[Records from a dataset]

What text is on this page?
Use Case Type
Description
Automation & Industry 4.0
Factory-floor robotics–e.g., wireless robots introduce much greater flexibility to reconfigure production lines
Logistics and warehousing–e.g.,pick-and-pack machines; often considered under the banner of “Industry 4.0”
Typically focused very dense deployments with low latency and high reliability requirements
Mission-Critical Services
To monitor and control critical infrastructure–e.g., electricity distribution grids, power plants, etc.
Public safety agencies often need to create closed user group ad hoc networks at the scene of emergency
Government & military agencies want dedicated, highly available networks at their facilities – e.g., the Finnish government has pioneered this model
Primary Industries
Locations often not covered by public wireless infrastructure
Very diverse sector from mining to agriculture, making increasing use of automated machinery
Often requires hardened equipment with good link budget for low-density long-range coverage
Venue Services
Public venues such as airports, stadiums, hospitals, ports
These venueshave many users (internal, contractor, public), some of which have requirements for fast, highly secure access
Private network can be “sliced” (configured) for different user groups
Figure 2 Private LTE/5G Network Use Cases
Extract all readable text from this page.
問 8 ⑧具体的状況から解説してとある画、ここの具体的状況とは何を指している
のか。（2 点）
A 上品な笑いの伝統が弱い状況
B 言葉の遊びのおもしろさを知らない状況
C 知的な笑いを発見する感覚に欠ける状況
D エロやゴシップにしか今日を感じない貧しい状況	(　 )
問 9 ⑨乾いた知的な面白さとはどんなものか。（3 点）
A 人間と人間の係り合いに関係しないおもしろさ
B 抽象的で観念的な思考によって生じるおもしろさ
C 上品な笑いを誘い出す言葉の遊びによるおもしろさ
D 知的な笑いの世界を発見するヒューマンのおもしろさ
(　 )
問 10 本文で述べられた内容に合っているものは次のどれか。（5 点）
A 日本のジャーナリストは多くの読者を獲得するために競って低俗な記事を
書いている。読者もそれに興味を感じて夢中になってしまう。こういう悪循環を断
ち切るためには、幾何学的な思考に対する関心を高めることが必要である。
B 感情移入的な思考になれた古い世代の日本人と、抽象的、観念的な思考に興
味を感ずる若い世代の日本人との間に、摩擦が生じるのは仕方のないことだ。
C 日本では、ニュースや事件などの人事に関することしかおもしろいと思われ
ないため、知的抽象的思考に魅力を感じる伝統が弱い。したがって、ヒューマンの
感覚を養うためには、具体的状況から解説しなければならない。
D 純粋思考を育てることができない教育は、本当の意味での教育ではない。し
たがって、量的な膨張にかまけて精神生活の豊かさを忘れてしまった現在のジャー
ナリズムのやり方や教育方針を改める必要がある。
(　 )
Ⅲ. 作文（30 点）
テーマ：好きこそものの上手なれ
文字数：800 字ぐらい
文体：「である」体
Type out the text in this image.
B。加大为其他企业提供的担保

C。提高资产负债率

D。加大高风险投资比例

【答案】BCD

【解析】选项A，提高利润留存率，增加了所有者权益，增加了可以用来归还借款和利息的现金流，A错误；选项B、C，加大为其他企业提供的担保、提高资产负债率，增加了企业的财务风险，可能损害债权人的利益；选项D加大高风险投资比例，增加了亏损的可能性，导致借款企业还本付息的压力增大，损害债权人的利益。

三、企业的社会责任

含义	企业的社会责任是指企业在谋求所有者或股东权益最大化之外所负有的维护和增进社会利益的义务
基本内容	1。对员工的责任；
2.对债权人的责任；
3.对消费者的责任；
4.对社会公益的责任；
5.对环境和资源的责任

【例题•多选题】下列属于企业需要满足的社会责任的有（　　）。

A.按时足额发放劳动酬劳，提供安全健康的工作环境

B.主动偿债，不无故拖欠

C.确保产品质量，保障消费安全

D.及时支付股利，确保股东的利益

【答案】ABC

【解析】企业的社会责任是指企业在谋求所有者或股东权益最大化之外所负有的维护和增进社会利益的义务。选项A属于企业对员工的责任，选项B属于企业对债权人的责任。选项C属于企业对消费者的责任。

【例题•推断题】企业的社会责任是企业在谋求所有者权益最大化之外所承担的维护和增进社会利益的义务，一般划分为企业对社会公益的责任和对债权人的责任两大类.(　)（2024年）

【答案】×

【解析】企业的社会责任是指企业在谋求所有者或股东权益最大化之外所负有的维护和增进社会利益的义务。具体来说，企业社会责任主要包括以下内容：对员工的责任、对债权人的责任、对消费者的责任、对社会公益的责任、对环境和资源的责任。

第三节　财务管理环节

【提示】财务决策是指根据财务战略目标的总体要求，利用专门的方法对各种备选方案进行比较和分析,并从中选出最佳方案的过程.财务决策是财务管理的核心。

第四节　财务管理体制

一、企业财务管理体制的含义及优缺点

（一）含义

*Instructions for the task:*
Set all of the records down again, exactly as they stand.

*Solved problem:*
What text is on this page?
Use Case Type
Description
Automation & Industry 4.0
Factory-floor robotics–e.g., wireless robots introduce much greater flexibility to reconfigure production lines
Logistics and warehousing–e.g.,pick-and-pack machines; often considered under the banner of “Industry 4.0”
Typically focused very dense deployments with low latency and high reliability requirements
Mission-Critical Services
To monitor and control critical infrastructure–e.g., electricity distribution grids, power plants, etc.
Public safety agencies often need to create closed user group ad hoc networks at the scene of emergency
Government & military agencies want dedicated, highly available networks at their facilities – e.g., the Finnish government has pioneered this model
Primary Industries
Locations often not covered by public wireless infrastructure
Very diverse sector from mining to agriculture, making increasing use of automated machinery
Often requires hardened equipment with good link budget for low-density long-range coverage
Venue Services
Public venues such as airports, stadiums, hospitals, ports
These venueshave many users (internal, contractor, public), some of which have requirements for fast, highly secure access
Private network can be “sliced” (configured) for different user groups
Figure 2 Private LTE/5G Network Use Cases
Extract all readable text from this page.
問 8 ⑧具体的状況から解説してとある画、ここの具体的状況とは何を指している
のか。（2 点）
A 上品な笑いの伝統が弱い状況
B 言葉の遊びのおもしろさを知らない状況
C 知的な笑いを発見する感覚に欠ける状況
D エロやゴシップにしか今日を感じない貧しい状況	(　 )
問 9 ⑨乾いた知的な面白さとはどんなものか。（3 点）
A 人間と人間の係り合いに関係しないおもしろさ
B 抽象的で観念的な思考によって生じるおもしろさ
C 上品な笑いを誘い出す言葉の遊びによるおもしろさ
D 知的な笑いの世界を発見するヒューマンのおもしろさ
(　 )
問 10 本文で述べられた内容に合っているものは次のどれか。（5 点）
A 日本のジャーナリストは多くの読者を獲得するために競って低俗な記事を
書いている。読者もそれに興味を感じて夢中になってしまう。こういう悪循環を断
ち切るためには、幾何学的な思考に対する関心を高めることが必要である。
B 感情移入的な思考になれた古い世代の日本人と、抽象的、観念的な思考に興
味を感ずる若い世代の日本人との間に、摩擦が生じるのは仕方のないことだ。
C 日本では、ニュースや事件などの人事に関することしかおもしろいと思われ
ないため、知的抽象的思考に魅力を感じる伝統が弱い。したがって、ヒューマンの
感覚を養うためには、具体的状況から解説しなければならない。
D 純粋思考を育てることができない教育は、本当の意味での教育ではない。し
たがって、量的な膨張にかまけて精神生活の豊かさを忘れてしまった現在のジャー
ナリズムのやり方や教育方針を改める必要がある。
(　 )
Ⅲ. 作文（30 点）
テーマ：好きこそものの上手なれ
文字数：800 字ぐらい
文体：「である」体
Type out the text in this image.
B。加大为其他企业提供的担保

C。提高资产负债率

D。加大高风险投资比例

【答案】BCD

【解析】选项A，提高利润留存率，增加了所有者权益，增加了可以用来归还借款和利息的现金流，A错误；选项B、C，加大为其他企业提供的担保、提高资产负债率，增加了企业的财务风险，可能损害债权人的利益；选项D加大高风险投资比例，增加了亏损的可能性，导致借款企业还本付息的压力增大，损害债权人的利益。

三、企业的社会责任

含义	企业的社会责任是指企业在谋求所有者或股东权益最大化之外所负有的维护和增进社会利益的义务
基本内容	1。对员工的责任；
2.对债权人的责任；
3.对消费者的责任；
4.对社会公益的责任；
5.对环境和资源的责任

【例题•多选题】下列属于企业需要满足的社会责任的有（　　）。

A.按时足额发放劳动酬劳，提供安全健康的工作环境

B.主动偿债，不无故拖欠

C.确保产品质量，保障消费安全

D.及时支付股利，确保股东的利益

【答案】ABC

【解析】企业的社会责任是指企业在谋求所有者或股东权益最大化之外所负有的维护和增进社会利益的义务。选项A属于企业对员工的责任，选项B属于企业对债权人的责任。选项C属于企业对消费者的责任。

【例题•推断题】企业的社会责任是企业在谋求所有者权益最大化之外所承担的维护和增进社会利益的义务，一般划分为企业对社会公益的责任和对债权人的责任两大类.(　)（2024年）

【答案】×

【解析】企业的社会责任是指企业在谋求所有者或股东权益最大化之外所负有的维护和增进社会利益的义务。具体来说，企业社会责任主要包括以下内容：对员工的责任、对债权人的责任、对消费者的责任、对社会公益的责任、对环境和资源的责任。

第三节　财务管理环节

【提示】财务决策是指根据财务战略目标的总体要求，利用专门的方法对各种备选方案进行比较和分析,并从中选出最佳方案的过程.财务决策是财务管理的核心。

第四节　财务管理体制

一、企业财务管理体制的含义及优缺点

（一）含义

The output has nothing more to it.